> Short problem
Write out every record in full, exactly as written, please.

> Records that describe figures
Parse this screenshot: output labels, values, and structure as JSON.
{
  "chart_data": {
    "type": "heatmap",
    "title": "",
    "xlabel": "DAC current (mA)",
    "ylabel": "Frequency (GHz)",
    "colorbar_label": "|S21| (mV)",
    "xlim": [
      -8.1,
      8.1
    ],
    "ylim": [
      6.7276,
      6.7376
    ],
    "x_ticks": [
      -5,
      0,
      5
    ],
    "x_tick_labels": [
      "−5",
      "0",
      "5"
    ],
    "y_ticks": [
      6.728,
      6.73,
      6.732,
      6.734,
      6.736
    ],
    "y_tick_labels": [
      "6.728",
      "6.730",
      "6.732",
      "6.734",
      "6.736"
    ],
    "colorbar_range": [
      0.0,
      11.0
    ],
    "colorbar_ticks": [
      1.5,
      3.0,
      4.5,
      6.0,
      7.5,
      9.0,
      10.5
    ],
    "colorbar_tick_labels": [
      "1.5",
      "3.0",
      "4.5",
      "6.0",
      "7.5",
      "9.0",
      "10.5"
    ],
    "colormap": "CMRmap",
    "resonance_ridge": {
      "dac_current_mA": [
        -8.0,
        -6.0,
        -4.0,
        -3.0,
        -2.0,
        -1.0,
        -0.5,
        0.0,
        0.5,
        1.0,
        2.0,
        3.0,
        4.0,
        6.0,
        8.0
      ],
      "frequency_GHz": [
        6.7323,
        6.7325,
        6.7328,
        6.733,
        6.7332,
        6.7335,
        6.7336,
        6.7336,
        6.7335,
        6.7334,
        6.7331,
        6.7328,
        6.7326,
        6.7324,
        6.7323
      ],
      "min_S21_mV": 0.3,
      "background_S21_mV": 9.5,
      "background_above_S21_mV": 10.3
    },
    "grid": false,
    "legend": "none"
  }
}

> Written response
Parse this screenshot: output labels, values, and structure as JSON.
{
  "chart_data": {
    "type": "heatmap",
    "title": "",
    "xlabel": "DAC current (mA)",
    "ylabel": "Frequency (GHz)",
    "colorbar_label": "|S21| (mV)",
    "xlim": [
      -8.1,
      8.1
    ],
    "ylim": [
      6.7276,
      6.7376
    ],
    "x_ticks": [
      -5,
      0,
      5
    ],
    "x_tick_labels": [
      "−5",
      "0",
      "5"
    ],
    "y_ticks": [
      6.728,
      6.73,
      6.732,
      6.734,
      6.736
    ],
    "y_tick_labels": [
      "6.728",
      "6.730",
      "6.732",
      "6.734",
      "6.736"
    ],
    "colorbar_range": [
      0.0,
      11.0
    ],
    "colorbar_ticks": [
      1.5,
      3.0,
      4.5,
      6.0,
      7.5,
      9.0,
      10.5
    ],
    "colorbar_tick_labels": [
      "1.5",
      "3.0",
      "4.5",
      "6.0",
      "7.5",
      "9.0",
      "10.5"
    ],
    "colormap": "CMRmap",
    "resonance_ridge": {
      "dac_current_mA": [
        -8.0,
        -6.0,
        -4.0,
        -3.0,
        -2.0,
        -1.0,
        -0.5,
        0.0,
        0.5,
        1.0,
        2.0,
        3.0,
        4.0,
        6.0,
        8.0
      ],
      "frequency_GHz": [
        6.7323,
        6.7325,
        6.7328,
        6.733,
        6.7332,
        6.7335,
        6.7336,
        6.7336,
        6.7335,
        6.7334,
        6.7331,
        6.7328,
        6.7326,
        6.7324,
        6.7323
      ],
      "min_S21_mV": 0.3,
      "background_S21_mV": 9.5,
      "background_above_S21_mV": 10.3
    },
    "grid": false,
    "legend": "none"
  }
}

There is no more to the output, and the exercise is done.